Could you rewrite the items from the first one through the line holding "header-name: Connection: <box>32", inclusive, swapping in "http-header" wherever "response-header" appears and leaving everything else unchanged?

________________________________________

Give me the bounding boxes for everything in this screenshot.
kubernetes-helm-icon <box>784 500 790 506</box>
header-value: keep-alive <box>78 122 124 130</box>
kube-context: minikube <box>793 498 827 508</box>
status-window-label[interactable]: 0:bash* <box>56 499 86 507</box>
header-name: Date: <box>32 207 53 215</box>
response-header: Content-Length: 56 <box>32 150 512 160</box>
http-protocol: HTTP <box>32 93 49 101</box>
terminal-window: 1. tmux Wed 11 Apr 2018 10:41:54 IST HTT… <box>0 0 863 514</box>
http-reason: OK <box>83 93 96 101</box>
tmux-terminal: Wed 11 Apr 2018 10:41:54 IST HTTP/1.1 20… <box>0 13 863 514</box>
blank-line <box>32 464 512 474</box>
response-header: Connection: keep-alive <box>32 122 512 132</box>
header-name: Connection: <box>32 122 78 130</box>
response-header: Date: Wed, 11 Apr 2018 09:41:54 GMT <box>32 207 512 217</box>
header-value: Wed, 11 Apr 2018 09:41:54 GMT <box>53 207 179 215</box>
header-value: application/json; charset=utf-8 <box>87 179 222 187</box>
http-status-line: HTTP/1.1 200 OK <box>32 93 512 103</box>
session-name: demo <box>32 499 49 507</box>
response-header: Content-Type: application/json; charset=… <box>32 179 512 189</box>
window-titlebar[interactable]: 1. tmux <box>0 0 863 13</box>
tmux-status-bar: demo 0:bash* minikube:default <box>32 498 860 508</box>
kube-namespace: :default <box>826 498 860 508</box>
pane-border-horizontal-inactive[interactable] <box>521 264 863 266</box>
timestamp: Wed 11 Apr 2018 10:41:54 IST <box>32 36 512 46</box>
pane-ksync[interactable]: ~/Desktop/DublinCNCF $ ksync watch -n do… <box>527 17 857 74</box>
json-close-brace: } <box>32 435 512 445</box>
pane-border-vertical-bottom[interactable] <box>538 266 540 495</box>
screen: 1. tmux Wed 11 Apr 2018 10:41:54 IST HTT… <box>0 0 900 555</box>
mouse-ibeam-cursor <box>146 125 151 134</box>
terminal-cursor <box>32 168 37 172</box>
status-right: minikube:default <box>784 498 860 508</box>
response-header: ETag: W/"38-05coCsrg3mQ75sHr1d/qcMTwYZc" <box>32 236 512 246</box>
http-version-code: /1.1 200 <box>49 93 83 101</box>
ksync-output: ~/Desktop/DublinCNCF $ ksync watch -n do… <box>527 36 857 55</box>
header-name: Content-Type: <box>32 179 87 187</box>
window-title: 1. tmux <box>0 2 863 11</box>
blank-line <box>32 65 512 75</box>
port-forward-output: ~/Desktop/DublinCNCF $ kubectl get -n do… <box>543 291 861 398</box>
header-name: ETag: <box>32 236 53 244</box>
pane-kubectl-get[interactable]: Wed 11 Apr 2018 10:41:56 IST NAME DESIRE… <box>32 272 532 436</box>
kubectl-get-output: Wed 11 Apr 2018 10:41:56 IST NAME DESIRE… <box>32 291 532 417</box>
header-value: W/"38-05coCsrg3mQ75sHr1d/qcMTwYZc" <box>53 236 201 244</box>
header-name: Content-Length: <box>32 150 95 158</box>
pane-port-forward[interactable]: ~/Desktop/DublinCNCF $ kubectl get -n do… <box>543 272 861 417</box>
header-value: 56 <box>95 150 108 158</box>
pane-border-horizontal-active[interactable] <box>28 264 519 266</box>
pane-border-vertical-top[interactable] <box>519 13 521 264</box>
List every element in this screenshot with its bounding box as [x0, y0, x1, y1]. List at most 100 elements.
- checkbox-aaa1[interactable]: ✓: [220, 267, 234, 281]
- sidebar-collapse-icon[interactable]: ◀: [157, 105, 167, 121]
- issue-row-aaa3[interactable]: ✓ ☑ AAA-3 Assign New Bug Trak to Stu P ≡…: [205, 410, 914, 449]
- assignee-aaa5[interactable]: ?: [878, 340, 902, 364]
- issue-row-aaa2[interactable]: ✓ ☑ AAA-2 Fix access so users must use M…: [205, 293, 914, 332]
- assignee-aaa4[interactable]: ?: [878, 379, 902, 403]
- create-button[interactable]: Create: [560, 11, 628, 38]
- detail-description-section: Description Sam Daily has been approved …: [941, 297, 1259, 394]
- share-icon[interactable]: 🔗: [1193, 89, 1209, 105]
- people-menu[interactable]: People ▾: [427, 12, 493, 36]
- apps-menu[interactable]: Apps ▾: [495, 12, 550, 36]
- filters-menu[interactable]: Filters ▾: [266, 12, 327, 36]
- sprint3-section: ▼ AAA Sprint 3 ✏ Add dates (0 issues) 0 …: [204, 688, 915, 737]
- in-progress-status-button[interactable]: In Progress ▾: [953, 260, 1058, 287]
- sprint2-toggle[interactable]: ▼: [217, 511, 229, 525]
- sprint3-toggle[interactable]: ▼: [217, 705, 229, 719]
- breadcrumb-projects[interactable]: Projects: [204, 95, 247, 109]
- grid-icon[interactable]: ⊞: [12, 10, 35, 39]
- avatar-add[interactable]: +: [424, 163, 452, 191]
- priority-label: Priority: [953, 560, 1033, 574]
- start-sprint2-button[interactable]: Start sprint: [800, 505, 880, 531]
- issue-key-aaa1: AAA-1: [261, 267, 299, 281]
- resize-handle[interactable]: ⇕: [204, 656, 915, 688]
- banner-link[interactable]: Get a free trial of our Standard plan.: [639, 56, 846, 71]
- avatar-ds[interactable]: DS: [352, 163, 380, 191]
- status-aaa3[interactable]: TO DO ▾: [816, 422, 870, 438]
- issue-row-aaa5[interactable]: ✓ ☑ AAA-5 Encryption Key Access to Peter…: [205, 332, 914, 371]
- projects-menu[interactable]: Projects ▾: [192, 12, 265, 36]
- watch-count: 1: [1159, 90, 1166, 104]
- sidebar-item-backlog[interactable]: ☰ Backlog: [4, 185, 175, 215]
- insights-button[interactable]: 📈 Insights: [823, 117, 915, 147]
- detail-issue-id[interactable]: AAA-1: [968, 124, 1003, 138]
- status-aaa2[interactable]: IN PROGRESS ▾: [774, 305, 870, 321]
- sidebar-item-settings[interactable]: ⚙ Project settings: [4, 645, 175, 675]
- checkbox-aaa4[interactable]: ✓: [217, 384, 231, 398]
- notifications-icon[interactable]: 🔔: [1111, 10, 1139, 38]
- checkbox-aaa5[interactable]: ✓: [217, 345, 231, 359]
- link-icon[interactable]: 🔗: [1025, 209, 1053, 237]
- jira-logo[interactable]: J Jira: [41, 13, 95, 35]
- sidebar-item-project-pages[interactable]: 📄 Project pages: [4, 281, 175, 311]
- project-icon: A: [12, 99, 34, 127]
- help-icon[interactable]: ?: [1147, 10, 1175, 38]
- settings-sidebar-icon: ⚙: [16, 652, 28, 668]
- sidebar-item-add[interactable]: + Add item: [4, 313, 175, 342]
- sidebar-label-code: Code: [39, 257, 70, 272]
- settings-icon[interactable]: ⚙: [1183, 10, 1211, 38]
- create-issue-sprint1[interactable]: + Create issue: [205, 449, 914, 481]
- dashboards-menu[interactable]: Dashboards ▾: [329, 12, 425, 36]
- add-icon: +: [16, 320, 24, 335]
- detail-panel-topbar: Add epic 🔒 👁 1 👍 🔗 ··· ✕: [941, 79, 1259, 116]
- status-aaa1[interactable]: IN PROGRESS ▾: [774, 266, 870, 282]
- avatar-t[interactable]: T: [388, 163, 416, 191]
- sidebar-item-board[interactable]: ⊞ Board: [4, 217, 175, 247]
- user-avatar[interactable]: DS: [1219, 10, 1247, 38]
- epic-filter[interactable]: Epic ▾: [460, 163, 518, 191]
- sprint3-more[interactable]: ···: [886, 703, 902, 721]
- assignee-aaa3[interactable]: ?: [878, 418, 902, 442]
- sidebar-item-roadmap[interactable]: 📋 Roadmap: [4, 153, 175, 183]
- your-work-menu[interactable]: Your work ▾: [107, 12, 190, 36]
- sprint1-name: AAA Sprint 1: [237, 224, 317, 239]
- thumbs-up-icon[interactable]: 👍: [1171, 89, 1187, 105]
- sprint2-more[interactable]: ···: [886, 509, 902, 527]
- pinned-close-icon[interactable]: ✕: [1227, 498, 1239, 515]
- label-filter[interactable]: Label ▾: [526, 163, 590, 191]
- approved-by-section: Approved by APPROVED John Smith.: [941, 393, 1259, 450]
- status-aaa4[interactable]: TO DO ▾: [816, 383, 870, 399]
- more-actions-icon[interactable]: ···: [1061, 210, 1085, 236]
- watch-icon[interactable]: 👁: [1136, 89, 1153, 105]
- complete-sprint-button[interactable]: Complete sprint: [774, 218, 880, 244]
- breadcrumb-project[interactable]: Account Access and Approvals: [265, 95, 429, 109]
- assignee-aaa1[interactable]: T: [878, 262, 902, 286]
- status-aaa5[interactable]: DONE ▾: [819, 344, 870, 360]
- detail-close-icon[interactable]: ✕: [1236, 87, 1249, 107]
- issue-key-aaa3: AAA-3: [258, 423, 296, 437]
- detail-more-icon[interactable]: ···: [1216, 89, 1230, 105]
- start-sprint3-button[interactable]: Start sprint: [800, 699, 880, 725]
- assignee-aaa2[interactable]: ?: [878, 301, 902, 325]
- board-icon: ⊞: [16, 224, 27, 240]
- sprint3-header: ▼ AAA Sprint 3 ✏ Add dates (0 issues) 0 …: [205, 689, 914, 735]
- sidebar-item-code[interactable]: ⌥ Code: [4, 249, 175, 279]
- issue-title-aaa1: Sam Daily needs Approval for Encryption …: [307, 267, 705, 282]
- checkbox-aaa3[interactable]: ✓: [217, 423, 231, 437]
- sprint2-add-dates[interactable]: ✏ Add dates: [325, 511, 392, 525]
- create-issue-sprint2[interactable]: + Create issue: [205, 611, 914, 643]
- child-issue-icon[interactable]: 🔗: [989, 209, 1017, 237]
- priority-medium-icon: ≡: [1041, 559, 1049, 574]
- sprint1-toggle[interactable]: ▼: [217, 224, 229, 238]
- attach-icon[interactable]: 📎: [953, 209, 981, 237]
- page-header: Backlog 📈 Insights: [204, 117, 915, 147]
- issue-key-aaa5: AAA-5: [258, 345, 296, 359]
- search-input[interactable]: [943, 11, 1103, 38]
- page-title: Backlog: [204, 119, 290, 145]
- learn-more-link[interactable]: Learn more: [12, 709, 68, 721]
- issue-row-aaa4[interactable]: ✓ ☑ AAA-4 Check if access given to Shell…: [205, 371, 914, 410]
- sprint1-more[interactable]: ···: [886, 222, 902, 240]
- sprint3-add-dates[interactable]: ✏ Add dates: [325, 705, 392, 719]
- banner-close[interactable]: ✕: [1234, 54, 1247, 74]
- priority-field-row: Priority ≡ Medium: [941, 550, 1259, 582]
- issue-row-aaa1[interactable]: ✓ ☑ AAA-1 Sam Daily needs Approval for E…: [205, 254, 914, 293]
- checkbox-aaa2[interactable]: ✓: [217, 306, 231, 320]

________________________________________

| Answer below |
Give me the bounding boxes for everything in this screenshot.
kubernetes-helm-icon <box>784 500 790 506</box>
header-value: keep-alive <box>78 122 124 130</box>
kube-context: minikube <box>793 498 827 508</box>
status-window-label[interactable]: 0:bash* <box>56 499 86 507</box>
header-name: Date: <box>32 207 53 215</box>
http-header: Content-Length: 56 <box>32 150 512 160</box>
http-protocol: HTTP <box>32 93 49 101</box>
terminal-window: 1. tmux Wed 11 Apr 2018 10:41:54 IST HTT… <box>0 0 863 514</box>
http-reason: OK <box>83 93 96 101</box>
tmux-terminal: Wed 11 Apr 2018 10:41:54 IST HTTP/1.1 20… <box>0 13 863 514</box>
blank-line <box>32 464 512 474</box>
http-header: Connection: keep-alive <box>32 122 512 132</box>
header-name: Connection: <box>32 122 78 130</box>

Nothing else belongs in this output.